⟨

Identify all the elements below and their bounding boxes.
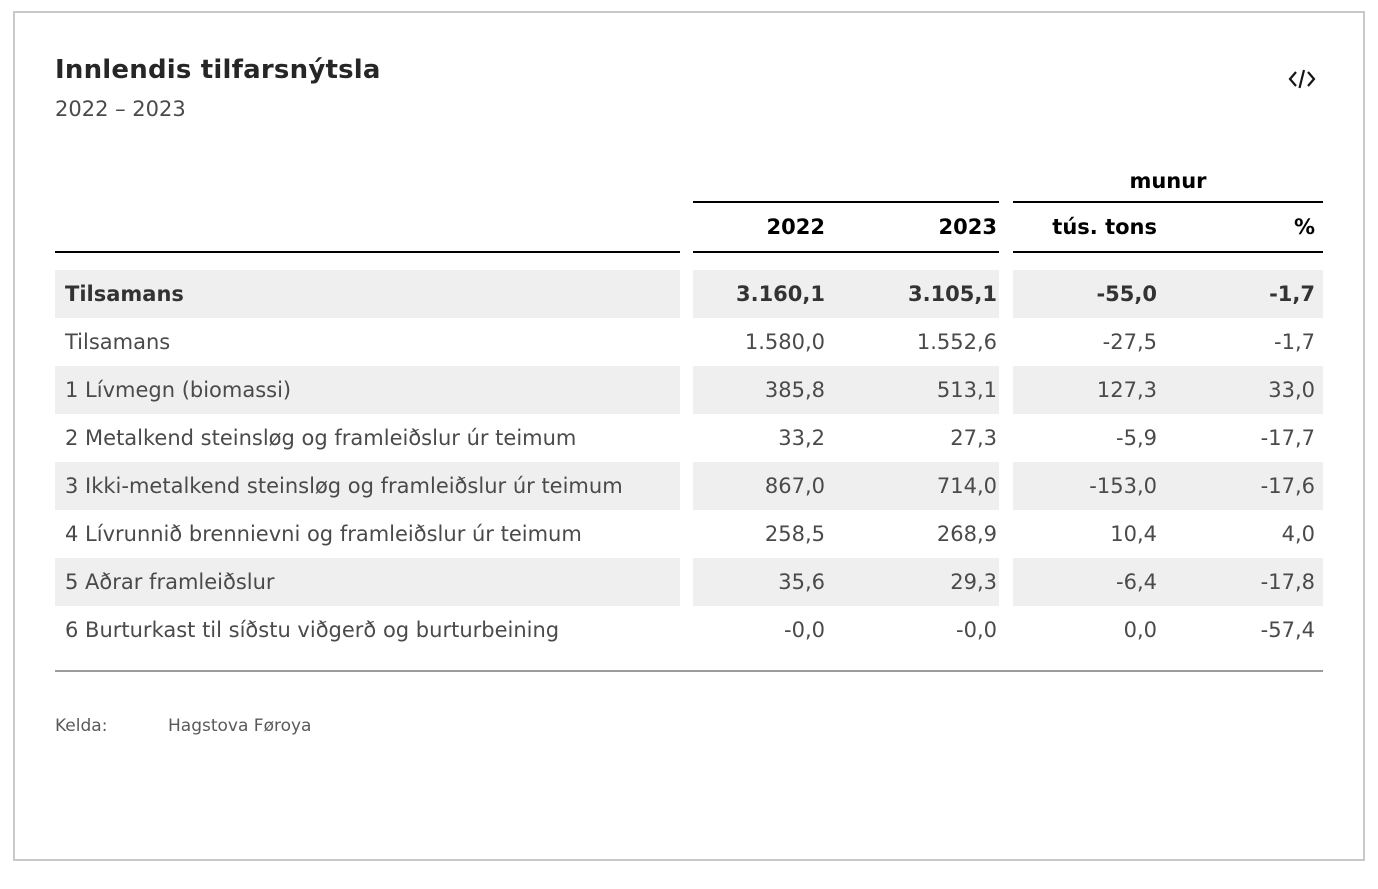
column-gap [680, 366, 693, 414]
column-gap [999, 318, 1013, 366]
column-gap [999, 164, 1013, 202]
column-gap [999, 558, 1013, 606]
column-gap [680, 164, 693, 202]
col-header-tons: tús. tons [1013, 202, 1159, 253]
value-2022: 385,8 [693, 366, 839, 414]
table-row: Tilsamans 3.160,1 3.105,1 -55,0 -1,7 [55, 270, 1323, 318]
table-body: Tilsamans 3.160,1 3.105,1 -55,0 -1,7 Tilsaman… [55, 270, 1323, 654]
value-tons: -6,4 [1013, 558, 1159, 606]
header-spacer [55, 252, 1323, 270]
value-tons: -27,5 [1102, 330, 1157, 354]
value-pct: -57,4 [1260, 618, 1315, 642]
column-gap [999, 202, 1013, 252]
table-row: 6 Burturkast til síðstu viðgerð og burtu… [55, 606, 1323, 654]
group-header-empty [55, 164, 680, 202]
table-row: 3 Ikki-metalkend steinsløg og framleiðsl… [55, 462, 1323, 510]
row-label-header [55, 202, 680, 253]
value-2023: 714,0 [839, 462, 999, 510]
table-row: 2 Metalkend steinsløg og framleiðslur úr… [55, 414, 1323, 462]
col-header-2022: 2022 [693, 202, 839, 253]
column-header-row: 2022 2023 tús. tons % [55, 202, 1323, 253]
column-gap [680, 414, 693, 462]
value-2022: 3.160,1 [693, 270, 839, 318]
value-2023: 513,1 [839, 366, 999, 414]
value-2022: -0,0 [784, 618, 825, 642]
value-2022: 258,5 [764, 522, 825, 546]
year-group-rule [693, 164, 999, 203]
column-gap [999, 606, 1013, 654]
table-row: 5 Aðrar framleiðslur 35,6 29,3 -6,4 -17,8 [55, 558, 1323, 606]
value-pct: 4,0 [1281, 522, 1315, 546]
value-2023: 29,3 [839, 558, 999, 606]
value-pct: -17,6 [1159, 462, 1323, 510]
value-tons: -5,9 [1116, 426, 1157, 450]
value-2022: 867,0 [693, 462, 839, 510]
group-header-munur: munur [1013, 164, 1323, 203]
value-pct: -17,7 [1260, 426, 1315, 450]
column-gap [680, 558, 693, 606]
table-header: munur 2022 2023 tús. tons % [55, 164, 1323, 270]
value-tons: -153,0 [1013, 462, 1159, 510]
column-gap [680, 270, 693, 318]
subtitle-years: 2022 – 2023 [55, 97, 186, 121]
page-title: Innlendis tilfarsnýtsla [55, 55, 381, 85]
value-pct: -1,7 [1274, 330, 1315, 354]
row-label: 1 Lívmegn (biomassi) [55, 366, 680, 414]
table-row: 4 Lívrunnið brennievni og framleiðslur ú… [55, 510, 1323, 558]
column-gap [999, 510, 1013, 558]
column-gap [680, 318, 693, 366]
source-value: Hagstova Føroya [168, 716, 312, 736]
row-label: Tilsamans [65, 330, 171, 354]
column-gap [999, 366, 1013, 414]
row-label: 2 Metalkend steinsløg og framleiðslur úr… [65, 426, 577, 450]
code-icon [1288, 69, 1316, 89]
column-gap [999, 414, 1013, 462]
column-gap [680, 606, 693, 654]
value-2023: -0,0 [956, 618, 997, 642]
data-table: munur 2022 2023 tús. tons % Tilsamans 3.1… [55, 164, 1323, 672]
column-gap [680, 202, 693, 252]
column-gap [999, 270, 1013, 318]
value-pct: 33,0 [1159, 366, 1323, 414]
source-label: Kelda: [55, 716, 108, 736]
source-row: Kelda: Hagstova Føroya [55, 716, 1323, 736]
col-header-pct: % [1159, 202, 1323, 253]
table-bottom-rule [55, 654, 1323, 672]
row-label: 3 Ikki-metalkend steinsløg og framleiðsl… [55, 462, 680, 510]
table-row: 1 Lívmegn (biomassi) 385,8 513,1 127,3 33,0 [55, 366, 1323, 414]
column-gap [680, 510, 693, 558]
column-gap [680, 462, 693, 510]
row-label: 6 Burturkast til síðstu viðgerð og burtu… [65, 618, 560, 642]
widget-card: Innlendis tilfarsnýtsla 2022 – 2023 munu… [13, 11, 1365, 861]
value-pct: -1,7 [1159, 270, 1323, 318]
value-2022: 35,6 [693, 558, 839, 606]
row-label: 5 Aðrar framleiðslur [55, 558, 680, 606]
value-tons: -55,0 [1013, 270, 1159, 318]
value-2023: 1.552,6 [916, 330, 997, 354]
table-footer [55, 654, 1323, 672]
value-2023: 268,9 [936, 522, 997, 546]
row-label: Tilsamans [55, 270, 680, 318]
row-label: 4 Lívrunnið brennievni og framleiðslur ú… [65, 522, 582, 546]
value-2022: 1.580,0 [744, 330, 825, 354]
value-2023: 27,3 [950, 426, 997, 450]
embed-code-button[interactable] [1285, 65, 1319, 96]
table-row: Tilsamans 1.580,0 1.552,6 -27,5 -1,7 [55, 318, 1323, 366]
value-tons: 10,4 [1110, 522, 1157, 546]
value-2022: 33,2 [778, 426, 825, 450]
value-pct: -17,8 [1159, 558, 1323, 606]
value-tons: 0,0 [1123, 618, 1157, 642]
value-2023: 3.105,1 [839, 270, 999, 318]
column-gap [999, 462, 1013, 510]
value-tons: 127,3 [1013, 366, 1159, 414]
group-header-row: munur [55, 164, 1323, 203]
col-header-2023: 2023 [839, 202, 999, 253]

⟩

■ What is being asked ■
Can you return every line of the records above verbatim, leaving the pictures out of your answer?

■ Correct response ■
Identify all the elements below and their bounding boxes.
column-gap [680, 366, 693, 414]
column-gap [999, 318, 1013, 366]
column-gap [999, 164, 1013, 202]
column-gap [999, 558, 1013, 606]
column-gap [680, 164, 693, 202]
col-header-tons: tús. tons [1013, 202, 1159, 253]
value-2022: 385,8 [693, 366, 839, 414]
table-row: Tilsamans 3.160,1 3.105,1 -55,0 -1,7 [55, 270, 1323, 318]
table-body: Tilsamans 3.160,1 3.105,1 -55,0 -1,7 Tilsaman… [55, 270, 1323, 654]
value-tons: -6,4 [1013, 558, 1159, 606]
header-spacer [55, 252, 1323, 270]
value-tons: -27,5 [1102, 330, 1157, 354]
value-pct: -57,4 [1260, 618, 1315, 642]
column-gap [999, 202, 1013, 252]
table-row: 6 Burturkast til síðstu viðgerð og burtu… [55, 606, 1323, 654]
group-header-empty [55, 164, 680, 202]
table-row: 3 Ikki-metalkend steinsløg og framleiðsl… [55, 462, 1323, 510]
row-label-header [55, 202, 680, 253]
value-2023: 714,0 [839, 462, 999, 510]
table-row: 2 Metalkend steinsløg og framleiðslur úr… [55, 414, 1323, 462]
col-header-2022: 2022 [693, 202, 839, 253]
column-header-row: 2022 2023 tús. tons % [55, 202, 1323, 253]
column-gap [680, 414, 693, 462]
value-2022: 3.160,1 [693, 270, 839, 318]
value-2023: 513,1 [839, 366, 999, 414]
value-2022: -0,0 [784, 618, 825, 642]
value-2022: 258,5 [764, 522, 825, 546]
year-group-rule [693, 164, 999, 203]
column-gap [999, 606, 1013, 654]
table-row: 5 Aðrar framleiðslur 35,6 29,3 -6,4 -17,8 [55, 558, 1323, 606]
value-pct: 4,0 [1281, 522, 1315, 546]
value-2023: 29,3 [839, 558, 999, 606]
value-pct: -17,6 [1159, 462, 1323, 510]
value-tons: -5,9 [1116, 426, 1157, 450]
value-2022: 867,0 [693, 462, 839, 510]
group-header-munur: munur [1013, 164, 1323, 203]
value-pct: -17,7 [1260, 426, 1315, 450]
column-gap [680, 558, 693, 606]
table-header: munur 2022 2023 tús. tons % [55, 164, 1323, 270]
value-tons: -153,0 [1013, 462, 1159, 510]
column-gap [680, 270, 693, 318]
subtitle-years: 2022 – 2023 [55, 97, 186, 121]
page-title: Innlendis tilfarsnýtsla [55, 55, 381, 85]
value-pct: -1,7 [1274, 330, 1315, 354]
row-label: 1 Lívmegn (biomassi) [55, 366, 680, 414]
table-row: 4 Lívrunnið brennievni og framleiðslur ú… [55, 510, 1323, 558]
column-gap [999, 510, 1013, 558]
column-gap [680, 318, 693, 366]
source-value: Hagstova Føroya [168, 716, 312, 736]
row-label: Tilsamans [65, 330, 171, 354]
column-gap [999, 366, 1013, 414]
row-label: 2 Metalkend steinsløg og framleiðslur úr… [65, 426, 577, 450]
code-icon [1288, 69, 1316, 89]
column-gap [999, 414, 1013, 462]
column-gap [680, 606, 693, 654]
value-2023: -0,0 [956, 618, 997, 642]
data-table: munur 2022 2023 tús. tons % Tilsamans 3.1… [55, 164, 1323, 672]
column-gap [680, 202, 693, 252]
column-gap [999, 270, 1013, 318]
value-pct: 33,0 [1159, 366, 1323, 414]
source-label: Kelda: [55, 716, 108, 736]
source-row: Kelda: Hagstova Føroya [55, 716, 1323, 736]
col-header-pct: % [1159, 202, 1323, 253]
table-bottom-rule [55, 654, 1323, 672]
row-label: 3 Ikki-metalkend steinsløg og framleiðsl… [55, 462, 680, 510]
table-row: 1 Lívmegn (biomassi) 385,8 513,1 127,3 33,0 [55, 366, 1323, 414]
column-gap [680, 510, 693, 558]
column-gap [680, 462, 693, 510]
row-label: 6 Burturkast til síðstu viðgerð og burtu… [65, 618, 560, 642]
widget-card: Innlendis tilfarsnýtsla 2022 – 2023 munu… [13, 11, 1365, 861]
value-pct: -1,7 [1159, 270, 1323, 318]
value-2022: 35,6 [693, 558, 839, 606]
row-label: 5 Aðrar framleiðslur [55, 558, 680, 606]
value-tons: -55,0 [1013, 270, 1159, 318]
value-2023: 1.552,6 [916, 330, 997, 354]
table-footer [55, 654, 1323, 672]
value-2023: 268,9 [936, 522, 997, 546]
row-label: Tilsamans [55, 270, 680, 318]
row-label: 4 Lívrunnið brennievni og framleiðslur ú… [65, 522, 582, 546]
value-2022: 1.580,0 [744, 330, 825, 354]
value-2023: 27,3 [950, 426, 997, 450]
embed-code-button[interactable] [1285, 65, 1319, 96]
table-row: Tilsamans 1.580,0 1.552,6 -27,5 -1,7 [55, 318, 1323, 366]
value-tons: 10,4 [1110, 522, 1157, 546]
value-2022: 33,2 [778, 426, 825, 450]
value-pct: -17,8 [1159, 558, 1323, 606]
value-tons: 0,0 [1123, 618, 1157, 642]
value-2023: 3.105,1 [839, 270, 999, 318]
column-gap [999, 462, 1013, 510]
value-tons: 127,3 [1013, 366, 1159, 414]
group-header-row: munur [55, 164, 1323, 203]
col-header-2023: 2023 [839, 202, 999, 253]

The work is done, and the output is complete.